▶ Extracted information

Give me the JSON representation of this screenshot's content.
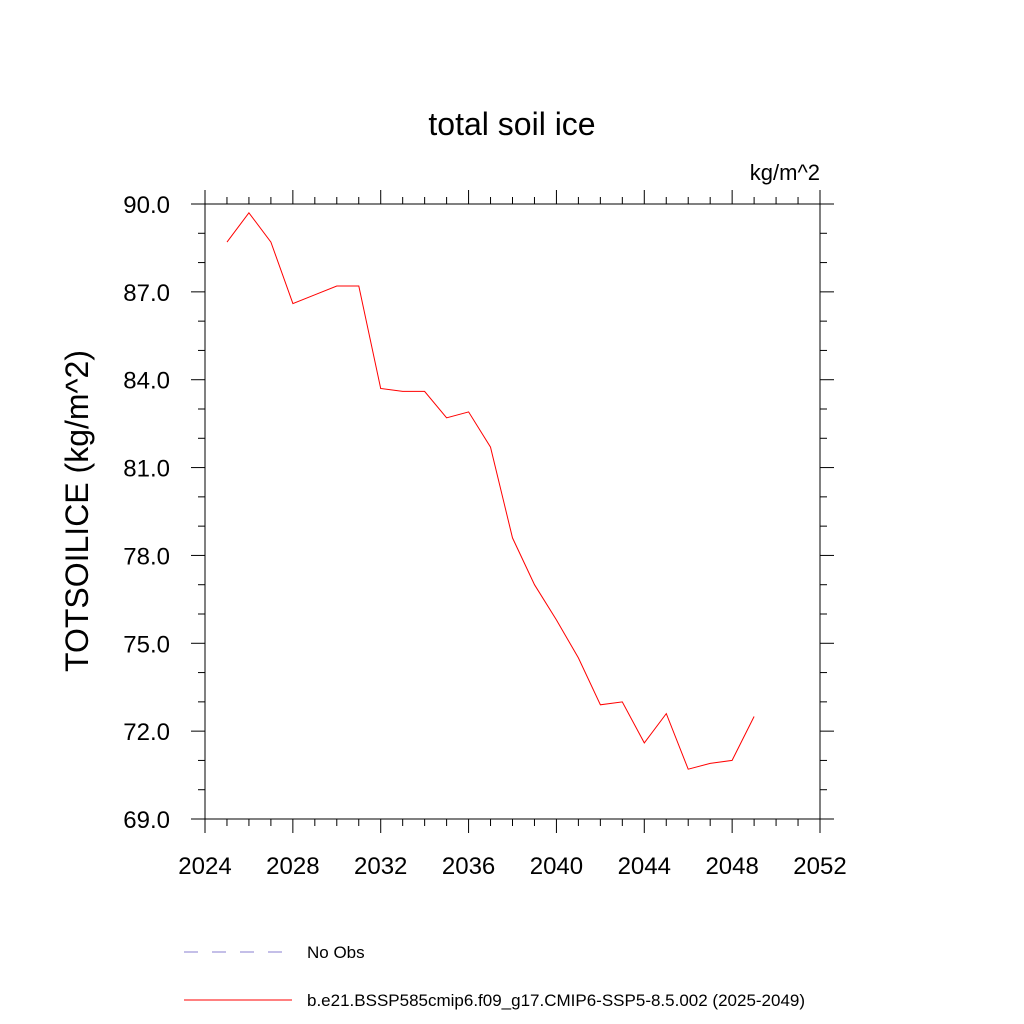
{
  "chart_data": {
    "type": "line",
    "title": "total soil ice",
    "units_label": "kg/m^2",
    "xlabel": "",
    "ylabel": "TOTSOILICE  (kg/m^2)",
    "xlim": [
      2024,
      2052
    ],
    "ylim": [
      69.0,
      90.0
    ],
    "x_ticks": [
      2024,
      2028,
      2032,
      2036,
      2040,
      2044,
      2048,
      2052
    ],
    "x_tick_labels": [
      "2024",
      "2028",
      "2032",
      "2036",
      "2040",
      "2044",
      "2048",
      "2052"
    ],
    "y_ticks": [
      69.0,
      72.0,
      75.0,
      78.0,
      81.0,
      84.0,
      87.0,
      90.0
    ],
    "y_tick_labels": [
      "69.0",
      "72.0",
      "75.0",
      "78.0",
      "81.0",
      "84.0",
      "87.0",
      "90.0"
    ],
    "series": [
      {
        "name": "b.e21.BSSP585cmip6.f09_g17.CMIP6-SSP5-8.5.002 (2025-2049)",
        "color": "#ff0000",
        "x": [
          2025,
          2026,
          2027,
          2028,
          2029,
          2030,
          2031,
          2032,
          2033,
          2034,
          2035,
          2036,
          2037,
          2038,
          2039,
          2040,
          2041,
          2042,
          2043,
          2044,
          2045,
          2046,
          2047,
          2048,
          2049
        ],
        "values": [
          88.7,
          89.7,
          88.7,
          86.6,
          86.9,
          87.2,
          87.2,
          83.7,
          83.6,
          83.6,
          82.7,
          82.9,
          81.7,
          78.6,
          77.0,
          75.8,
          74.5,
          72.9,
          73.0,
          71.6,
          72.6,
          70.7,
          70.9,
          71.0,
          72.5
        ]
      }
    ],
    "legend": [
      {
        "label": "No Obs",
        "color": "#8a7fd0",
        "style": "dashed"
      },
      {
        "label": "b.e21.BSSP585cmip6.f09_g17.CMIP6-SSP5-8.5.002 (2025-2049)",
        "color": "#ff0000",
        "style": "solid"
      }
    ],
    "legend_position": "bottom"
  }
}
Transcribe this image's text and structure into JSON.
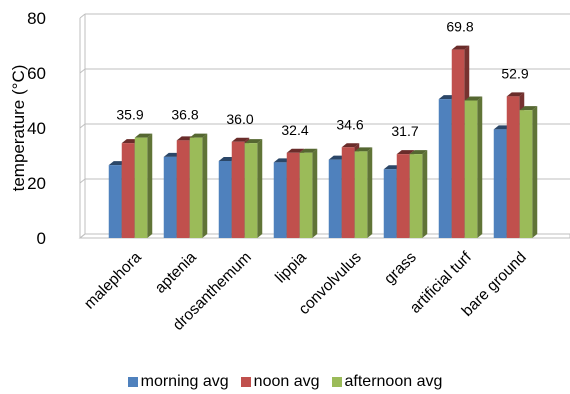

▶ Exercise
List the lines of the records where "this" occurs.

▶ Solution to the exercise
Give me the JSON representation of this screenshot's content.
Transcribe this image's text and structure into JSON.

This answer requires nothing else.